TEXT PROVIDED:
Segment Open

Wednesday, October 31, 2012

The business of charity

A British charity which builds wells in Africa was refused overseas aid funding because its bid was not “innovative” - but the consultants who decide which charities should be helped were paid a million pounds.

 It is a small British charity with a simple goal – to supply clean water to villagers in some of Africa’s poorest countries.Just £3,000 can build a well  serving 4,000 people. A further £170 provides a latrine. Such straightforward schemes can save and transform lives. Operation WellFound has so far built more than 25 wells in four countries. WellFound has worked in Kenya, Senegal and Guinea Bissau, building sealed wells with hand pumps in areas where families previously sent their children many miles to fetch fresh water, or risked contracting dysentery, typhoid and cholera from contaminated shallow wells. WellFound requested £250,000 to build wells and latrines for 60,000 people in Burkina Faso, one of the most impoverished nations on Earth. The bid for funding was referred by the Department for International Development (DfID) to Triple Line Consulting, a London-based company which advises on overseas aid, to be examined in detail. The application was rejected. In an email sent by Triple Line to WellFound, the consultancy gave three reasons why the charity should not receive funding. The bid was considered not “sufficiently innovative”; it did not clearly explain how poverty would be alleviated; and it did not provide evidence of how the work could be replicated on a larger scale in the future.

Segment Closed

DATA SUPPLIED:
Segment Open

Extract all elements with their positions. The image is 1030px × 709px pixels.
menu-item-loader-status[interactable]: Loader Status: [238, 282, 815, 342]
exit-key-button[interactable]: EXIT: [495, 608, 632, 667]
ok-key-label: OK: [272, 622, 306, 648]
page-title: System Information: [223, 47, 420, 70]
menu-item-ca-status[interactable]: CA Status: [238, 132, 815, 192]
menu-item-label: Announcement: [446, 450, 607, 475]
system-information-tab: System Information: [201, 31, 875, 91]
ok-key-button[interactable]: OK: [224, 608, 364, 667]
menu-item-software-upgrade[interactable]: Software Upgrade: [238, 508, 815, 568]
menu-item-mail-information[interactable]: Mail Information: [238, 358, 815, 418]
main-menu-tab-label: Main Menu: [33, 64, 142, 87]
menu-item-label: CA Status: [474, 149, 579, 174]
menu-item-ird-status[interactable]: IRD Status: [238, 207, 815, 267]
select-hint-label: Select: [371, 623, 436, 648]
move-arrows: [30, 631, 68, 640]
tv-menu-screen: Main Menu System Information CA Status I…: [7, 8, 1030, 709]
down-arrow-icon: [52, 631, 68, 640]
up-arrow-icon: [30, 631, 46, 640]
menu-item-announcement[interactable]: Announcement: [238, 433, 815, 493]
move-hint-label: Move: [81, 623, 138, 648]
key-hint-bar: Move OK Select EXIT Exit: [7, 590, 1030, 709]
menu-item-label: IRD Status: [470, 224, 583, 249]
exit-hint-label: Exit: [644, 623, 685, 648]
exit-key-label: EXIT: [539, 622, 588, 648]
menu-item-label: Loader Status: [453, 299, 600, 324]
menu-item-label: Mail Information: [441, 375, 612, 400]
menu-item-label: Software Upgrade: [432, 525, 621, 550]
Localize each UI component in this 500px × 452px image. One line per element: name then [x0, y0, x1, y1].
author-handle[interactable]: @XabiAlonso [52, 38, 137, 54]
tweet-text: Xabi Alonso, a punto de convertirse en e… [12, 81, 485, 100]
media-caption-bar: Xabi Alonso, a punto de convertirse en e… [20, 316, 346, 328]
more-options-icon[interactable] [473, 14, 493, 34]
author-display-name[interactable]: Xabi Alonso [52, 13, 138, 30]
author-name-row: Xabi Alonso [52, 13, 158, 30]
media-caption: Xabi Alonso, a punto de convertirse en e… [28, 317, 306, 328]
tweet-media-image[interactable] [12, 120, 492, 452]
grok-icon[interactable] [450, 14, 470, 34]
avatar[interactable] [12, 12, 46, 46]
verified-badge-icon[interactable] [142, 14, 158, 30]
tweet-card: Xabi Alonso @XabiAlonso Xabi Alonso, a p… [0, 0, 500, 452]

Segment Closed

From the text on the business of charity, repeat word for word the part that opens with the words containing "The business of" and closes with "a million pounds.".

The business of charity

A British charity which builds wells in Africa was refused overseas aid funding because its bid was not “innovative” - but the consultants who decide which charities should be helped were paid a million pounds.